§ WHAT IS ASKED: Print the entries verbatim, leaving out the images they contain.

++++ DATA SUPPLIED ++++

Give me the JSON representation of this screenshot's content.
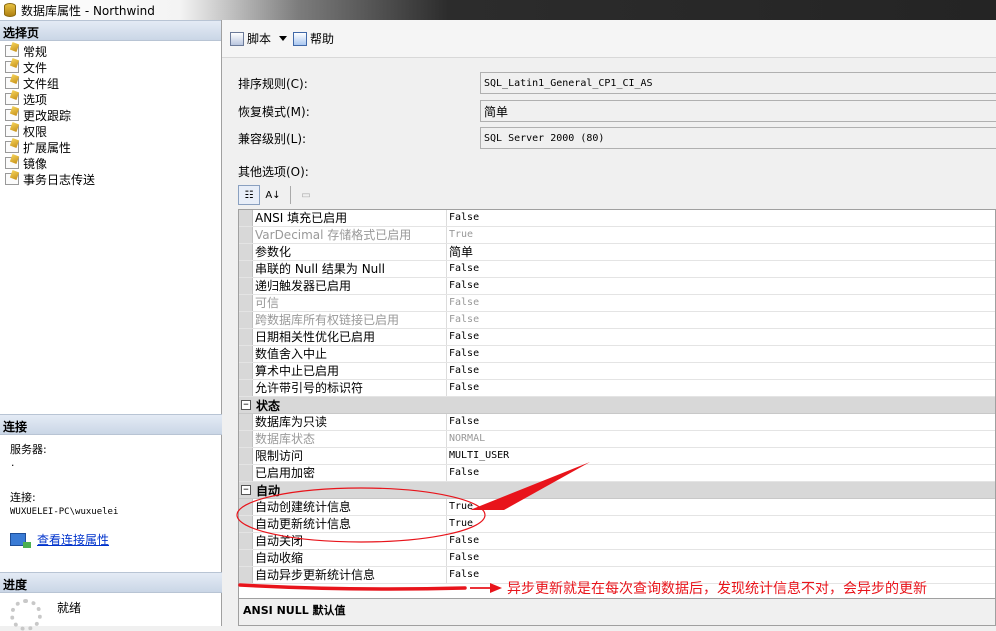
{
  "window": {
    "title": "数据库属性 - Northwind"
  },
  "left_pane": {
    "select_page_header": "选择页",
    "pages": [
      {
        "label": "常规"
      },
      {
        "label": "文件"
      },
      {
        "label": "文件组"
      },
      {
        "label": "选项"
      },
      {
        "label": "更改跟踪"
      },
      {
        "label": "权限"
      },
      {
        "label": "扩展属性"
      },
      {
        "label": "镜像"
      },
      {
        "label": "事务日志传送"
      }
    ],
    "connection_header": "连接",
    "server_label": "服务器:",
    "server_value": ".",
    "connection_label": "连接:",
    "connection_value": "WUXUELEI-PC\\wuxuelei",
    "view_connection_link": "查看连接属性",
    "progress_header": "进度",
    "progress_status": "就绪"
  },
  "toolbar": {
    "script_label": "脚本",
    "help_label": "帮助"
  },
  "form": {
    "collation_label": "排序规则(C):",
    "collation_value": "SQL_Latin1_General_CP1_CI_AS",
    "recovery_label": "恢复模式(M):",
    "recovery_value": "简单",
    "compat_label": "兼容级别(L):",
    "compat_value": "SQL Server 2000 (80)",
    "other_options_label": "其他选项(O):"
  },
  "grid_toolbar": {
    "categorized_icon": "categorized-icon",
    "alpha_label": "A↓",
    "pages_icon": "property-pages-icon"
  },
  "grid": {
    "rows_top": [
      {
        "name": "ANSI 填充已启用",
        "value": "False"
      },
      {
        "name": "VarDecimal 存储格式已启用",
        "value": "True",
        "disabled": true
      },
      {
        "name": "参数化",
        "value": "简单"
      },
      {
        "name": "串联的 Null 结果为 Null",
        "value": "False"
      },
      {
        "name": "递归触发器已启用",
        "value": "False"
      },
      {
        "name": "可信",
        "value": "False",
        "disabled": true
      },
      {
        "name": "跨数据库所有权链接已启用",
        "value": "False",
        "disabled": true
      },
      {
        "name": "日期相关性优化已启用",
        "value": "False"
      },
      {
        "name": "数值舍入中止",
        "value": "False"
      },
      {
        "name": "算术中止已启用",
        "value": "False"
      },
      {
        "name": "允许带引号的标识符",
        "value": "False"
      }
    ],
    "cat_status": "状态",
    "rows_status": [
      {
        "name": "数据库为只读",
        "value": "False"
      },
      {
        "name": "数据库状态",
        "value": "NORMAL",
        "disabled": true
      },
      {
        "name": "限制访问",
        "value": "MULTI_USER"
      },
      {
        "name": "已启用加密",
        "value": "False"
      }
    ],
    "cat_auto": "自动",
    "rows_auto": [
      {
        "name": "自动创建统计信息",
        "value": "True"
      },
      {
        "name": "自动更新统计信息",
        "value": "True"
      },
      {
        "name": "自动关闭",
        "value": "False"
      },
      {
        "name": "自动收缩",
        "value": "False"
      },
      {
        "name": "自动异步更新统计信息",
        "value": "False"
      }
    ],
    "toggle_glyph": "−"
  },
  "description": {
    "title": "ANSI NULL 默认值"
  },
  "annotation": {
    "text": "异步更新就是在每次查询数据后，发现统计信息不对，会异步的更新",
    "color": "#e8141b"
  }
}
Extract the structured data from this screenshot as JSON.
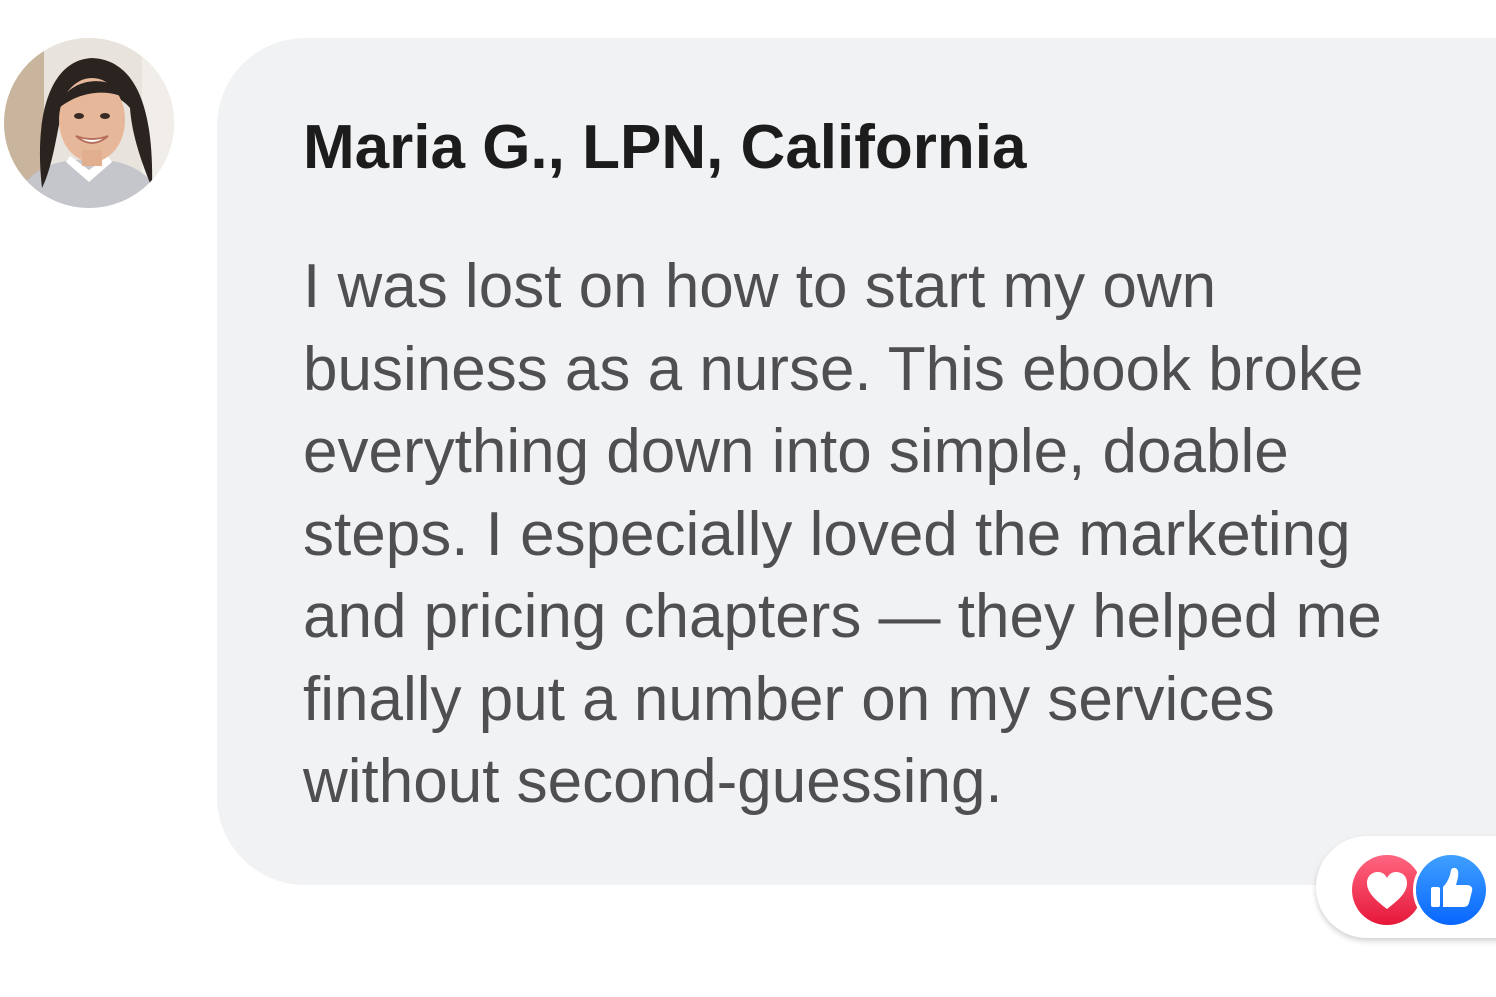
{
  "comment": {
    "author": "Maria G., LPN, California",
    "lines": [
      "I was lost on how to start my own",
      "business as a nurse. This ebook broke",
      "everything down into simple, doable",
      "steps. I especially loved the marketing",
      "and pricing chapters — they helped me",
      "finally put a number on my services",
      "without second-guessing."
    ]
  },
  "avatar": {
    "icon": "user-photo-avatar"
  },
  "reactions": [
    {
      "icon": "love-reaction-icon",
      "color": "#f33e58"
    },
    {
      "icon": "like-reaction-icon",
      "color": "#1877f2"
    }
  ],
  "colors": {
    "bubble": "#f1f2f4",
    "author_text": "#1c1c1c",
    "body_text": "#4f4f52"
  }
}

++++

§ CORRECT RESPONSE:
Give me the JSON representation of this screenshot's content.
{
  "window": {
    "title": "数据库属性 - Northwind"
  },
  "left_pane": {
    "select_page_header": "选择页",
    "pages": [
      {
        "label": "常规"
      },
      {
        "label": "文件"
      },
      {
        "label": "文件组"
      },
      {
        "label": "选项"
      },
      {
        "label": "更改跟踪"
      },
      {
        "label": "权限"
      },
      {
        "label": "扩展属性"
      },
      {
        "label": "镜像"
      },
      {
        "label": "事务日志传送"
      }
    ],
    "connection_header": "连接",
    "server_label": "服务器:",
    "server_value": ".",
    "connection_label": "连接:",
    "connection_value": "WUXUELEI-PC\\wuxuelei",
    "view_connection_link": "查看连接属性",
    "progress_header": "进度",
    "progress_status": "就绪"
  },
  "toolbar": {
    "script_label": "脚本",
    "help_label": "帮助"
  },
  "form": {
    "collation_label": "排序规则(C):",
    "collation_value": "SQL_Latin1_General_CP1_CI_AS",
    "recovery_label": "恢复模式(M):",
    "recovery_value": "简单",
    "compat_label": "兼容级别(L):",
    "compat_value": "SQL Server 2000 (80)",
    "other_options_label": "其他选项(O):"
  },
  "grid_toolbar": {
    "categorized_icon": "categorized-icon",
    "alpha_label": "A↓",
    "pages_icon": "property-pages-icon"
  },
  "grid": {
    "rows_top": [
      {
        "name": "ANSI 填充已启用",
        "value": "False"
      },
      {
        "name": "VarDecimal 存储格式已启用",
        "value": "True",
        "disabled": true
      },
      {
        "name": "参数化",
        "value": "简单"
      },
      {
        "name": "串联的 Null 结果为 Null",
        "value": "False"
      },
      {
        "name": "递归触发器已启用",
        "value": "False"
      },
      {
        "name": "可信",
        "value": "False",
        "disabled": true
      },
      {
        "name": "跨数据库所有权链接已启用",
        "value": "False",
        "disabled": true
      },
      {
        "name": "日期相关性优化已启用",
        "value": "False"
      },
      {
        "name": "数值舍入中止",
        "value": "False"
      },
      {
        "name": "算术中止已启用",
        "value": "False"
      },
      {
        "name": "允许带引号的标识符",
        "value": "False"
      }
    ],
    "cat_status": "状态",
    "rows_status": [
      {
        "name": "数据库为只读",
        "value": "False"
      },
      {
        "name": "数据库状态",
        "value": "NORMAL",
        "disabled": true
      },
      {
        "name": "限制访问",
        "value": "MULTI_USER"
      },
      {
        "name": "已启用加密",
        "value": "False"
      }
    ],
    "cat_auto": "自动",
    "rows_auto": [
      {
        "name": "自动创建统计信息",
        "value": "True"
      },
      {
        "name": "自动更新统计信息",
        "value": "True"
      },
      {
        "name": "自动关闭",
        "value": "False"
      },
      {
        "name": "自动收缩",
        "value": "False"
      },
      {
        "name": "自动异步更新统计信息",
        "value": "False"
      }
    ],
    "toggle_glyph": "−"
  },
  "description": {
    "title": "ANSI NULL 默认值"
  },
  "annotation": {
    "text": "异步更新就是在每次查询数据后，发现统计信息不对，会异步的更新",
    "color": "#e8141b"
  }
}
Extract the structured data from this screenshot as JSON.
{
  "comment": {
    "author": "Maria G., LPN, California",
    "lines": [
      "I was lost on how to start my own",
      "business as a nurse. This ebook broke",
      "everything down into simple, doable",
      "steps. I especially loved the marketing",
      "and pricing chapters — they helped me",
      "finally put a number on my services",
      "without second-guessing."
    ]
  },
  "avatar": {
    "icon": "user-photo-avatar"
  },
  "reactions": [
    {
      "icon": "love-reaction-icon",
      "color": "#f33e58"
    },
    {
      "icon": "like-reaction-icon",
      "color": "#1877f2"
    }
  ],
  "colors": {
    "bubble": "#f1f2f4",
    "author_text": "#1c1c1c",
    "body_text": "#4f4f52"
  }
}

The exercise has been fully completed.